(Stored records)

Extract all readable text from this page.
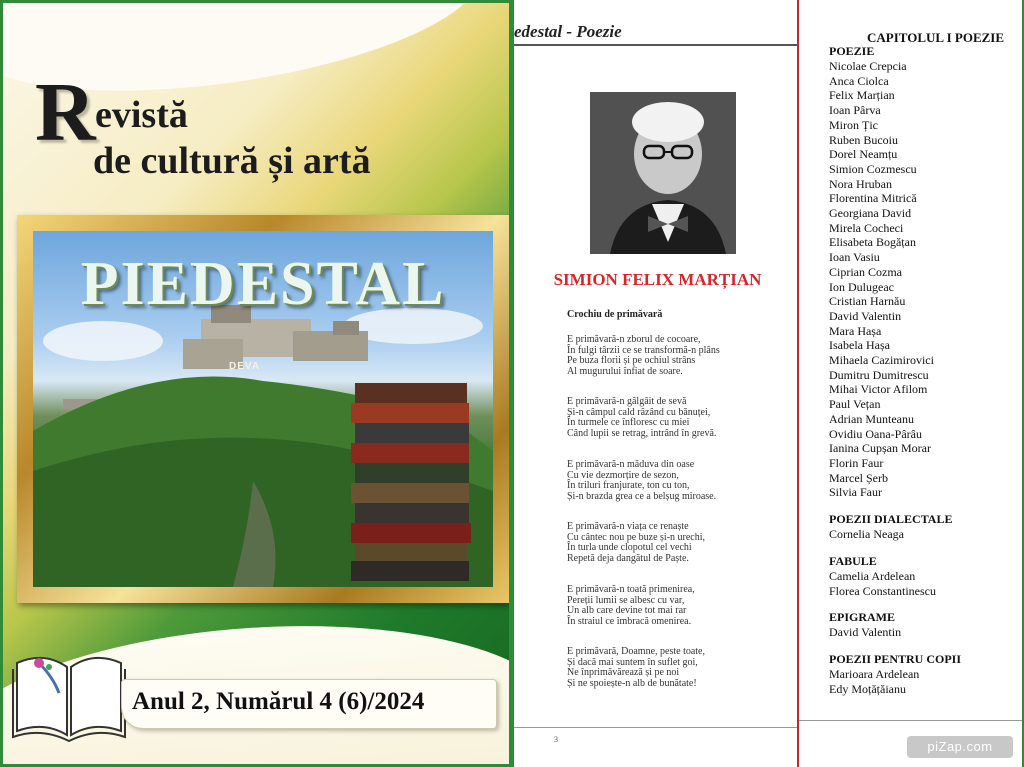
R evistă
de cultură și artă
PIEDESTAL
DEVA
Anul 2, Numărul 4 (6)/2024
edestal - Poezie
SIMION FELIX MARȚIAN
Crochiu de primăvară
E primăvară-n zborul de cocoare,
În fulgi târzii ce se transformă-n plâns
Pe buza florii și pe ochiul strâns
Al mugurului înfiat de soare.
E primăvară-n gâlgâit de sevă
Și-n câmpul cald râzând cu bănuței,
În turmele ce înfloresc cu miei
Când lupii se retrag, intrând în grevă.
E primăvară-n măduva din oase
Cu vie dezmorțire de sezon,
În triluri franjurate, ton cu ton,
Și-n brazda grea ce a belșug miroase.
E primăvară-n viața ce renaște
Cu cântec nou pe buze și-n urechi,
În turla unde clopotul cel vechi
Repetă deja dangătul de Paște.
E primăvară-n toată primenirea,
Pereții lumii se albesc cu var,
Un alb care devine tot mai rar
În straiul ce îmbracă omenirea.
E primăvară, Doamne, peste toate,
Și dacă mai suntem în suflet goi,
Ne înprimăvărează și pe noi
Și ne spoiește-n alb de bunătate!
3
CAPITOLUL I POEZIE
POEZIE
Nicolae Crepcia
Anca Ciolca
Felix Marțian
Ioan Pârva
Miron Țic
Ruben Bucoiu
Dorel Neamțu
Simion Cozmescu
Nora Hruban
Florentina Mitrică
Georgiana David
Mirela Cocheci
Elisabeta Bogățan
Ioan Vasiu
Ciprian Cozma
Ion Dulugeac
Cristian Harnău
David Valentin
Mara Hașa
Isabela Hașa
Mihaela Cazimirovici
Dumitru Dumitrescu
Mihai Victor Afilom
Paul Vețan
Adrian Munteanu
Ovidiu Oana-Pârâu
Ianina Cupșan Morar
Florin Faur
Marcel Șerb
Silvia Faur
POEZII DIALECTALE
Cornelia Neaga
FABULE
Camelia Ardelean
Florea Constantinescu
EPIGRAME
David Valentin
POEZII PENTRU COPII
Marioara Ardelean
Edy Moțățăianu
piZap.com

*Problem to work on*:
Repeat the listing verbatim. Skip the pictures.

*Task solution*:
Extract all readable text from this page.
R evistă
de cultură și artă
PIEDESTAL
DEVA
Anul 2, Numărul 4 (6)/2024
edestal - Poezie
SIMION FELIX MARȚIAN
Crochiu de primăvară
E primăvară-n zborul de cocoare,
În fulgi târzii ce se transformă-n plâns
Pe buza florii și pe ochiul strâns
Al mugurului înfiat de soare.
E primăvară-n gâlgâit de sevă
Și-n câmpul cald râzând cu bănuței,
În turmele ce înfloresc cu miei
Când lupii se retrag, intrând în grevă.
E primăvară-n măduva din oase
Cu vie dezmorțire de sezon,
În triluri franjurate, ton cu ton,
Și-n brazda grea ce a belșug miroase.
E primăvară-n viața ce renaște
Cu cântec nou pe buze și-n urechi,
În turla unde clopotul cel vechi
Repetă deja dangătul de Paște.
E primăvară-n toată primenirea,
Pereții lumii se albesc cu var,
Un alb care devine tot mai rar
În straiul ce îmbracă omenirea.
E primăvară, Doamne, peste toate,
Și dacă mai suntem în suflet goi,
Ne înprimăvărează și pe noi
Și ne spoiește-n alb de bunătate!
3
CAPITOLUL I POEZIE
POEZIE
Nicolae Crepcia
Anca Ciolca
Felix Marțian
Ioan Pârva
Miron Țic
Ruben Bucoiu
Dorel Neamțu
Simion Cozmescu
Nora Hruban
Florentina Mitrică
Georgiana David
Mirela Cocheci
Elisabeta Bogățan
Ioan Vasiu
Ciprian Cozma
Ion Dulugeac
Cristian Harnău
David Valentin
Mara Hașa
Isabela Hașa
Mihaela Cazimirovici
Dumitru Dumitrescu
Mihai Victor Afilom
Paul Vețan
Adrian Munteanu
Ovidiu Oana-Pârâu
Ianina Cupșan Morar
Florin Faur
Marcel Șerb
Silvia Faur
POEZII DIALECTALE
Cornelia Neaga
FABULE
Camelia Ardelean
Florea Constantinescu
EPIGRAME
David Valentin
POEZII PENTRU COPII
Marioara Ardelean
Edy Moțățăianu
piZap.com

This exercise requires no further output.